*The data*:
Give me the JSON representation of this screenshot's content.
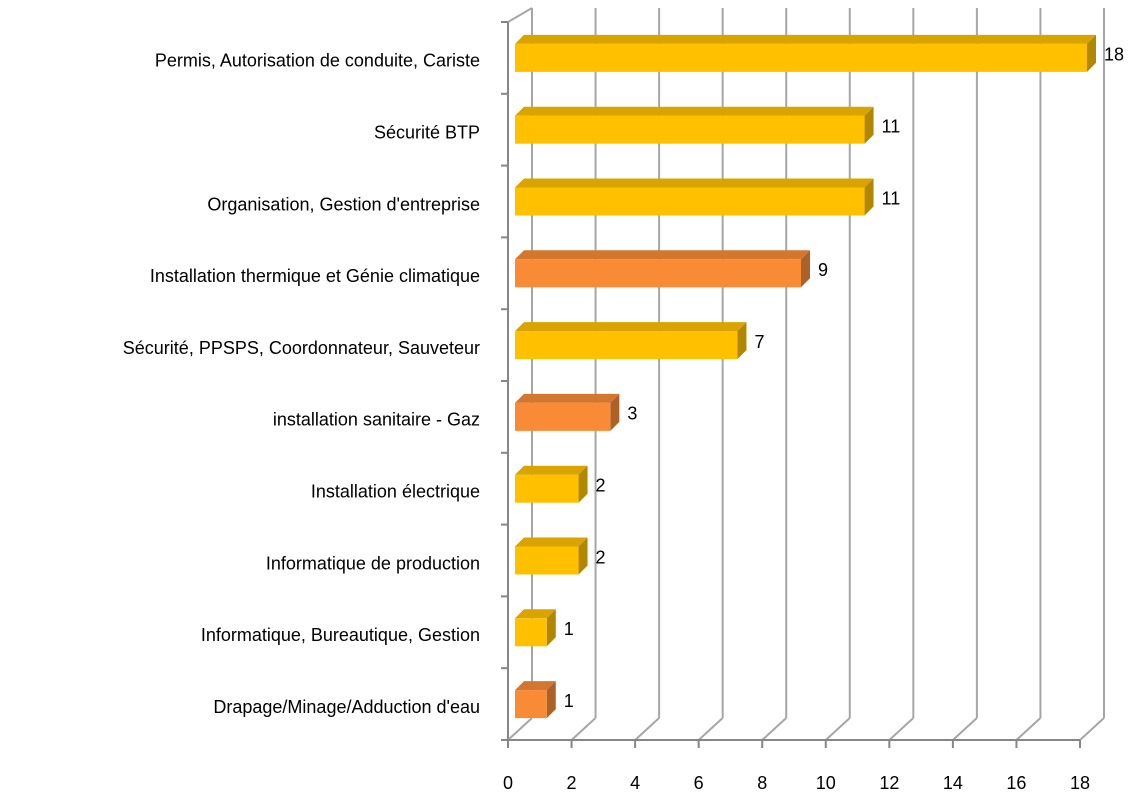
{
  "chart_data": {
    "type": "bar3d_horizontal",
    "categories": [
      "Permis, Autorisation de conduite, Cariste",
      "Sécurité BTP",
      "Organisation, Gestion d'entreprise",
      "Installation thermique et Génie climatique",
      "Sécurité, PPSPS, Coordonnateur, Sauveteur",
      "installation sanitaire - Gaz",
      "Installation électrique",
      "Informatique de production",
      "Informatique, Bureautique, Gestion",
      "Drapage/Minage/Adduction d'eau"
    ],
    "values": [
      18,
      11,
      11,
      9,
      7,
      3,
      2,
      2,
      1,
      1
    ],
    "colors": [
      "#ffc000",
      "#ffc000",
      "#ffc000",
      "#f98b36",
      "#ffc000",
      "#f98b36",
      "#ffc000",
      "#ffc000",
      "#ffc000",
      "#f98b36"
    ],
    "xlim": [
      0,
      18
    ],
    "xticks": [
      0,
      2,
      4,
      6,
      8,
      10,
      12,
      14,
      16,
      18
    ],
    "grid": true
  }
}
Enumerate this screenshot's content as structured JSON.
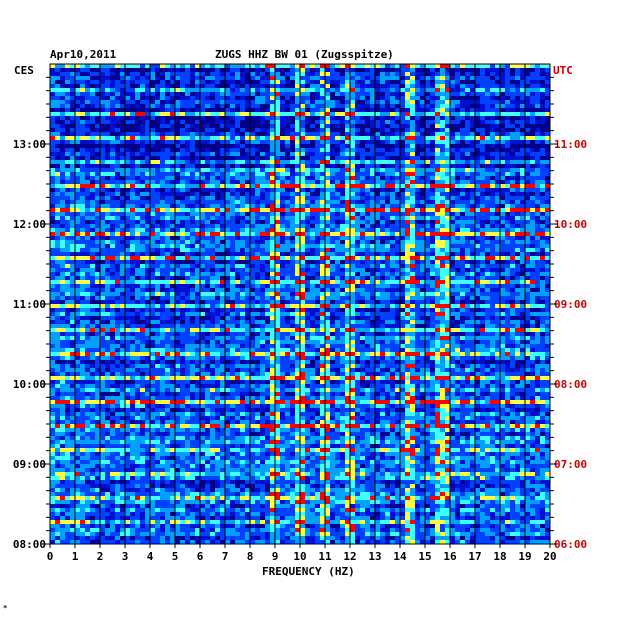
{
  "chart_data": {
    "type": "heatmap",
    "date": "Apr10,2011",
    "title": "ZUGS HHZ BW 01 (Zugsspitze)",
    "left_timezone": "CES",
    "right_timezone": "UTC",
    "xlabel": "FREQUENCY (HZ)",
    "xlim": [
      0,
      20
    ],
    "x_ticks": [
      "0",
      "1",
      "2",
      "3",
      "4",
      "5",
      "6",
      "7",
      "8",
      "9",
      "10",
      "11",
      "12",
      "13",
      "14",
      "15",
      "16",
      "17",
      "18",
      "19",
      "20"
    ],
    "left_ticks": [
      "13:00",
      "12:00",
      "11:00",
      "10:00",
      "09:00",
      "08:00"
    ],
    "right_ticks": [
      "11:00",
      "10:00",
      "09:00",
      "08:00",
      "07:00",
      "06:00"
    ],
    "time_range_local": [
      "08:00",
      "14:00"
    ],
    "colormap": [
      "#00008c",
      "#0010d0",
      "#0040ff",
      "#00a0ff",
      "#40ffff",
      "#ffff40",
      "#ff0000"
    ],
    "persistent_lines_hz": [
      9.0,
      10.0,
      11.0,
      12.0,
      14.4,
      15.7
    ],
    "bottom_mark": "*"
  },
  "colors": {
    "background": "#ffffff",
    "plot_base": "#00008c",
    "right_axis_text": "#cc0000",
    "left_axis_text": "#000000",
    "grid": "#000000"
  }
}
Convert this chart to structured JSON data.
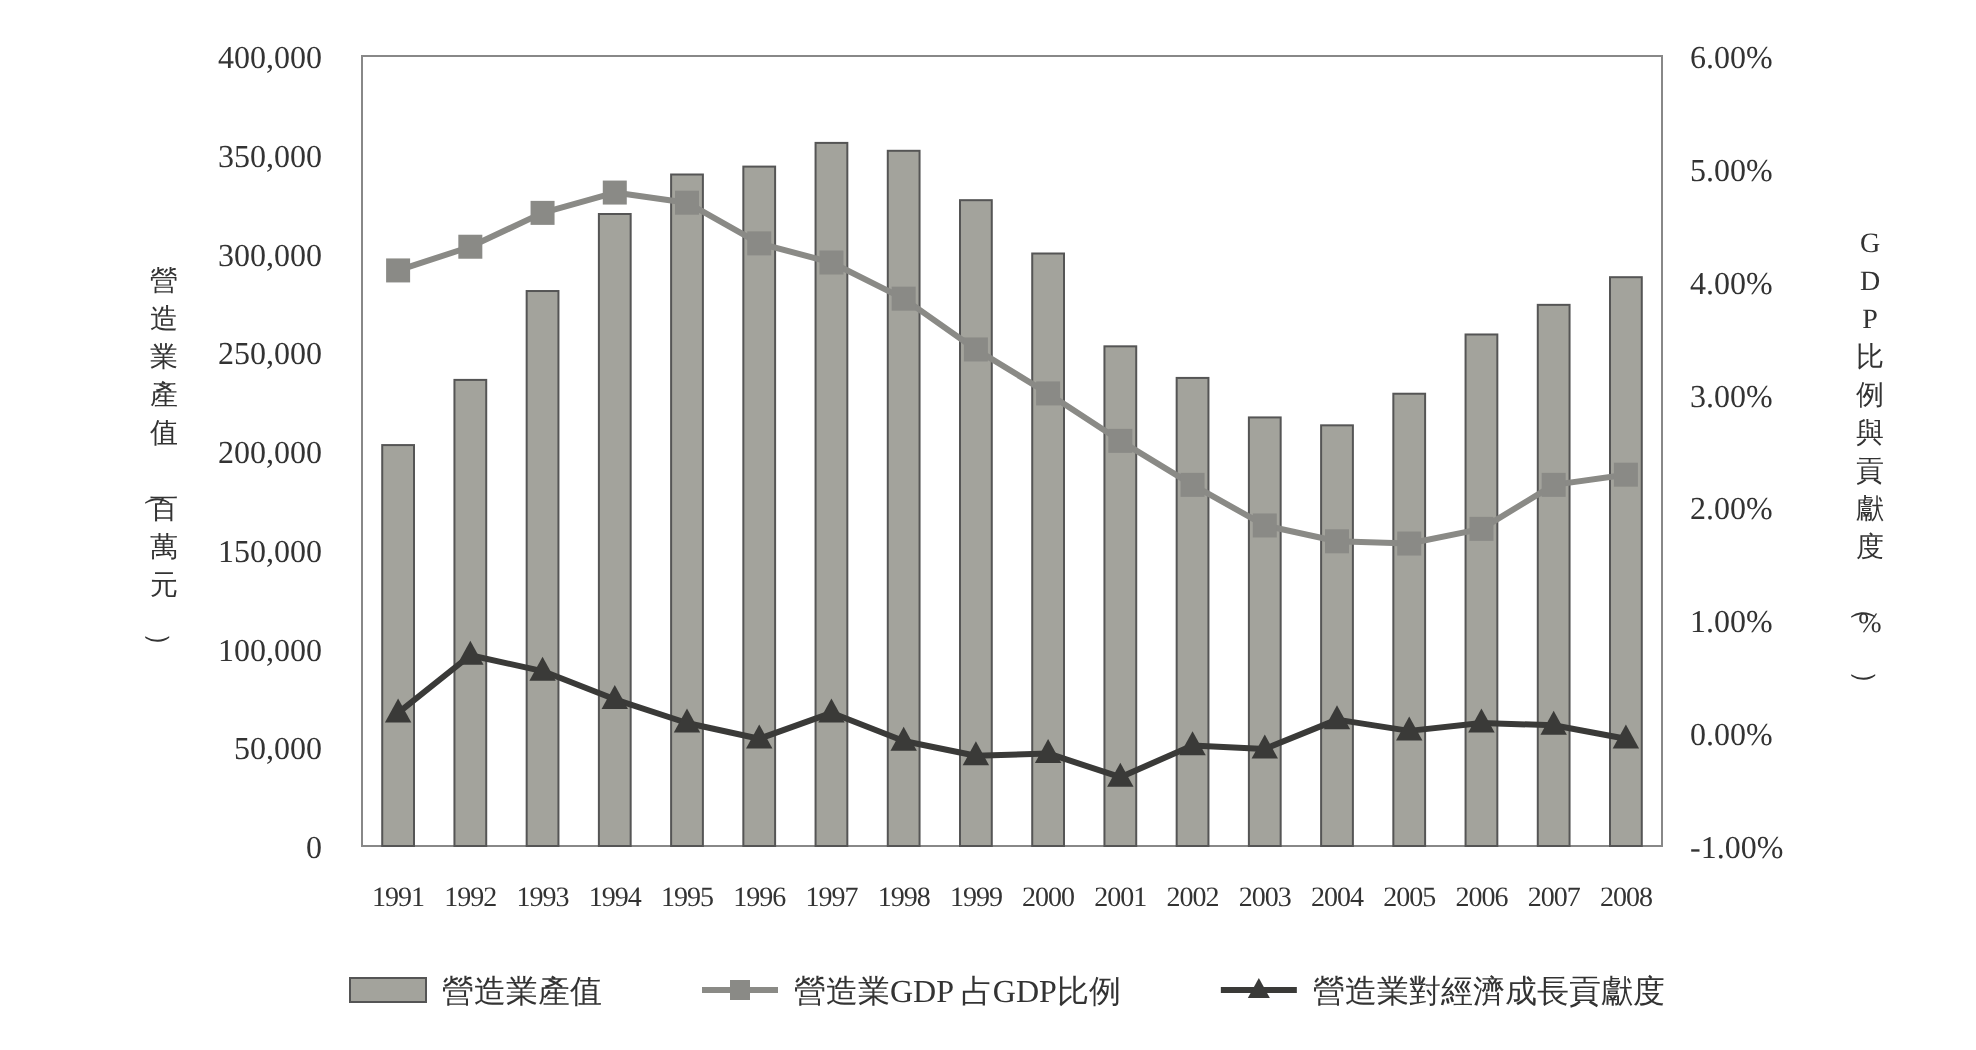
{
  "chart_data": {
    "type": "bar",
    "ylabel": "營造業產值（百萬元）",
    "y2label": "GDP比例與貢獻度（%）",
    "categories": [
      "1991",
      "1992",
      "1993",
      "1994",
      "1995",
      "1996",
      "1997",
      "1998",
      "1999",
      "2000",
      "2001",
      "2002",
      "2003",
      "2004",
      "2005",
      "2006",
      "2007",
      "2008"
    ],
    "series": [
      {
        "name": "營造業產值",
        "color": "#a3a39c",
        "values": [
          203000,
          236000,
          281000,
          320000,
          340000,
          344000,
          356000,
          352000,
          327000,
          300000,
          253000,
          237000,
          217000,
          213000,
          229000,
          259000,
          274000,
          288000
        ]
      },
      {
        "name": "營造業GDP 占GDP比例",
        "type": "line",
        "axis": "y2",
        "marker": "square",
        "color": "#8a8a86",
        "values": [
          4.1,
          4.31,
          4.61,
          4.79,
          4.7,
          4.34,
          4.17,
          3.85,
          3.4,
          3.01,
          2.59,
          2.2,
          1.84,
          1.7,
          1.68,
          1.81,
          2.2,
          2.29
        ]
      },
      {
        "name": "營造業對經濟成長貢獻度",
        "type": "line",
        "axis": "y2",
        "marker": "triangle",
        "color": "#3a3a38",
        "values": [
          0.18,
          0.69,
          0.55,
          0.3,
          0.09,
          -0.05,
          0.18,
          -0.07,
          -0.2,
          -0.18,
          -0.39,
          -0.11,
          -0.14,
          0.12,
          0.02,
          0.09,
          0.07,
          -0.05
        ]
      }
    ],
    "ylim": [
      0,
      400000
    ],
    "yticks": [
      0,
      {
        "value": 50000,
        "label": "50,000"
      },
      {
        "value": 100000,
        "label": "100,000"
      },
      {
        "value": 150000,
        "label": "150,000"
      },
      {
        "value": 200000,
        "label": "200,000"
      },
      {
        "value": 250000,
        "label": "250,000"
      },
      {
        "value": 300000,
        "label": "300,000"
      },
      {
        "value": 350000,
        "label": "350,000"
      },
      {
        "value": 400000,
        "label": "400,000"
      }
    ],
    "y2lim": [
      -1,
      6
    ],
    "y2ticks": [
      {
        "value": -1,
        "label": "-1.00%"
      },
      {
        "value": 0,
        "label": "0.00%"
      },
      {
        "value": 1,
        "label": "1.00%"
      },
      {
        "value": 2,
        "label": "2.00%"
      },
      {
        "value": 3,
        "label": "3.00%"
      },
      {
        "value": 4,
        "label": "4.00%"
      },
      {
        "value": 5,
        "label": "5.00%"
      },
      {
        "value": 6,
        "label": "6.00%"
      }
    ],
    "grid": false,
    "legend": "bottom"
  }
}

*Exercise objective*:
Locate and copy each line in the data above that includes the word "type".

*Written solution*:
    "type": "bar3d_horizontal",
    "type": "heatmap",
    "type": "bar",
        "type": "line",
        "type": "line",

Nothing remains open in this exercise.